» **Records supplied**:
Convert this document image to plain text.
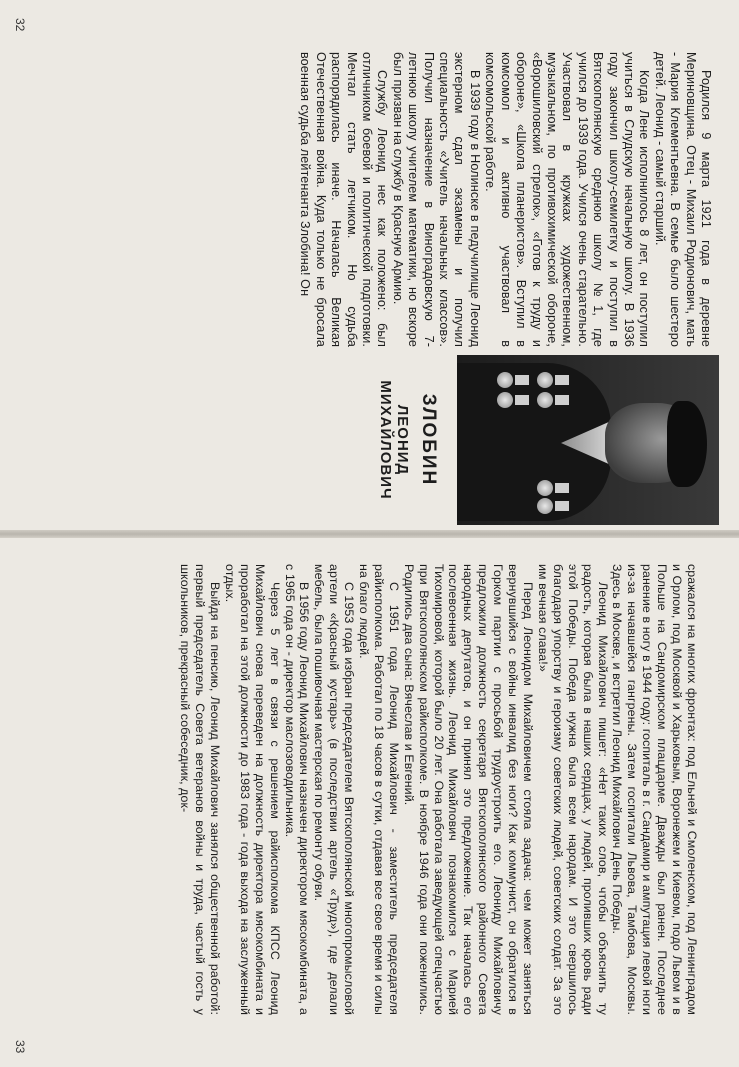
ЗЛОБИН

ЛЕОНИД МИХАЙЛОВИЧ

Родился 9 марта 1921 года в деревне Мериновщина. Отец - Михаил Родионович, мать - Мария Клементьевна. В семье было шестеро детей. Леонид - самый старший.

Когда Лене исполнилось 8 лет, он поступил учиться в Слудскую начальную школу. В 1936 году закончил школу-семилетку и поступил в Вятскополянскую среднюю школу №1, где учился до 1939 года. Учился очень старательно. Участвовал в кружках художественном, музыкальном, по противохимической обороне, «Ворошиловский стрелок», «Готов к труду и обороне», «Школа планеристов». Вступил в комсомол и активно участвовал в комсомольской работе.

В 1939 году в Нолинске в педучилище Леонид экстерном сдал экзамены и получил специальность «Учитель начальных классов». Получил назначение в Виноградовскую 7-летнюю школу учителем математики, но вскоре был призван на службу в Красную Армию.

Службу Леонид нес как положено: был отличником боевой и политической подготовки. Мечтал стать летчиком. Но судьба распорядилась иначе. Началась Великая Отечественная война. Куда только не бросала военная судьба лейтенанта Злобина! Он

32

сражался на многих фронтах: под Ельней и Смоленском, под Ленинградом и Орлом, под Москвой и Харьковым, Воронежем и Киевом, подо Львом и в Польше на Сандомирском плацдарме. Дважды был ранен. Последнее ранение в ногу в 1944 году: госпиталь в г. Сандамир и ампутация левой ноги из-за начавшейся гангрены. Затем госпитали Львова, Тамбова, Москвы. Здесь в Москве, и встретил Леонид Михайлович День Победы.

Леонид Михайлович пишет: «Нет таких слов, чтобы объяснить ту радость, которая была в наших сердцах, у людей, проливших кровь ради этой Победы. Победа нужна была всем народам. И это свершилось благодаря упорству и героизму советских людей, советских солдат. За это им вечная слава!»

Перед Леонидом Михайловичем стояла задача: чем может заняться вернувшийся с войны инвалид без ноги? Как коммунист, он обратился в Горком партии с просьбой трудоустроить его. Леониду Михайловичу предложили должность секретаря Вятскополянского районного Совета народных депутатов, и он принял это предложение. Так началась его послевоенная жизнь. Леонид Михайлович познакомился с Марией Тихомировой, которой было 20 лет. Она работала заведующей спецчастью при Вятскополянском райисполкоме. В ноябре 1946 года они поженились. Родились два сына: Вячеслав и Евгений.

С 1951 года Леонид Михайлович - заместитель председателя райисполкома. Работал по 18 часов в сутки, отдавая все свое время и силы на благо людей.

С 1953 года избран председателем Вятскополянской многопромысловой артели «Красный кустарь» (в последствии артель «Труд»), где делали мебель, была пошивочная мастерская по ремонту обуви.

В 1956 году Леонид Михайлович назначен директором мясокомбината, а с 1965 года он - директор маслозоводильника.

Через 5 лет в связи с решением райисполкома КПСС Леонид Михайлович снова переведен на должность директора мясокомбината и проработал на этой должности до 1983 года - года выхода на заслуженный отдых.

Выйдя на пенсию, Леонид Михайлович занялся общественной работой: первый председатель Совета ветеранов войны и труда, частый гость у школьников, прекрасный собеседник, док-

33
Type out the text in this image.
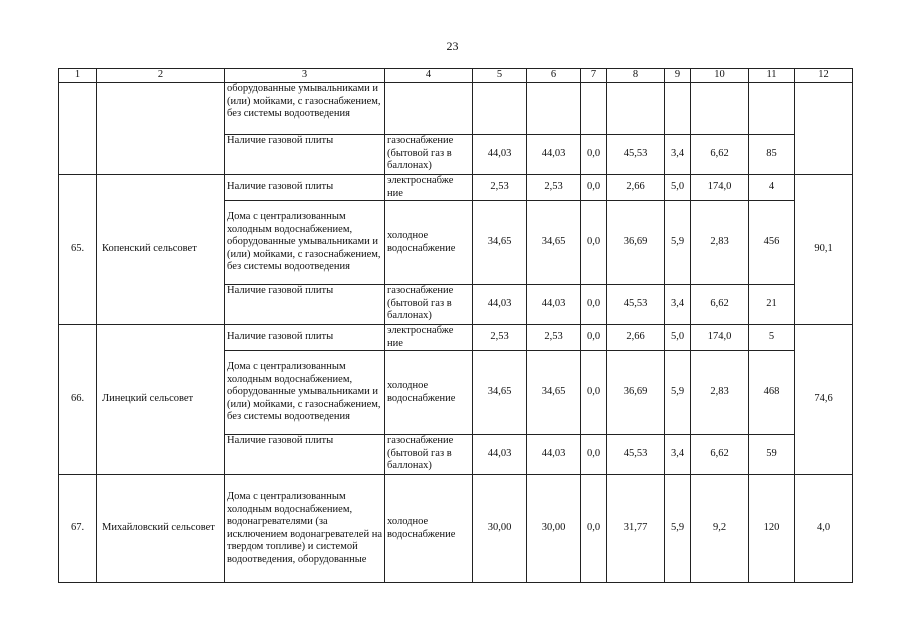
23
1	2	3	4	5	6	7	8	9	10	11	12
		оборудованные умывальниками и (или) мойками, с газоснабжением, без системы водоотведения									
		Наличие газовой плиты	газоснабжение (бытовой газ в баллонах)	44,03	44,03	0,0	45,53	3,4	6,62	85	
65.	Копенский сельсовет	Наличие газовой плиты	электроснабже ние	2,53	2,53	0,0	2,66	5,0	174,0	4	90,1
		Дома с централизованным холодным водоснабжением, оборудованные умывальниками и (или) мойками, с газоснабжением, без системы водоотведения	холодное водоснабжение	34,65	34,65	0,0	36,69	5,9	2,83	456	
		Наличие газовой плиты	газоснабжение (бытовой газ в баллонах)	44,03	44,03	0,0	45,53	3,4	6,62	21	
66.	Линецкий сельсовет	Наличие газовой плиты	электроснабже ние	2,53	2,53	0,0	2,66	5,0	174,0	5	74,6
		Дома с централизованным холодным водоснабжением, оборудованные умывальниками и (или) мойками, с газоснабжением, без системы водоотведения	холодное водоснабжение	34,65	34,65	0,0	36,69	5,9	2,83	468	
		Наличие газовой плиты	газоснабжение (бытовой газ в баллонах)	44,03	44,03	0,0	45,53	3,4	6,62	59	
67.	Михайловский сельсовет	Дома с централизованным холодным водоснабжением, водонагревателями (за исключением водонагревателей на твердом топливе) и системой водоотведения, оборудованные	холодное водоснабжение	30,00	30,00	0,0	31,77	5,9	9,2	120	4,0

* * *

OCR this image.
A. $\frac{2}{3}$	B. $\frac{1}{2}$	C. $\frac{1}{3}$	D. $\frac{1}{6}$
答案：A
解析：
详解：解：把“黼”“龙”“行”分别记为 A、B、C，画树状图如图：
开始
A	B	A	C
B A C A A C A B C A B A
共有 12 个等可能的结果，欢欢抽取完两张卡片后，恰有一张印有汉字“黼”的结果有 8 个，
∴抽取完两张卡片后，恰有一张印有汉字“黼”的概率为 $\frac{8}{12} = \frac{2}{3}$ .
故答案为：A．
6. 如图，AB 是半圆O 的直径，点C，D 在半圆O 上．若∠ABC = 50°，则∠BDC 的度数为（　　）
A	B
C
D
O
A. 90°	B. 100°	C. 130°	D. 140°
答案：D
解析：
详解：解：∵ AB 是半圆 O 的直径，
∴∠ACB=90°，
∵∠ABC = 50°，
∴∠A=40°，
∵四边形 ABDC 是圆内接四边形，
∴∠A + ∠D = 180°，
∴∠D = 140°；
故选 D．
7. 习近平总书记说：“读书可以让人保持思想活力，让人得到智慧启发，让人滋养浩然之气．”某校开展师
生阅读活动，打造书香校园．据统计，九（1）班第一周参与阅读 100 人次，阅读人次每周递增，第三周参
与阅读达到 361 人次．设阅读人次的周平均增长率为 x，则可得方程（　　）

» **Exercise directions**: Give only the number of lines in the entries that contain "Дома".

» **Result of the exercise**: 3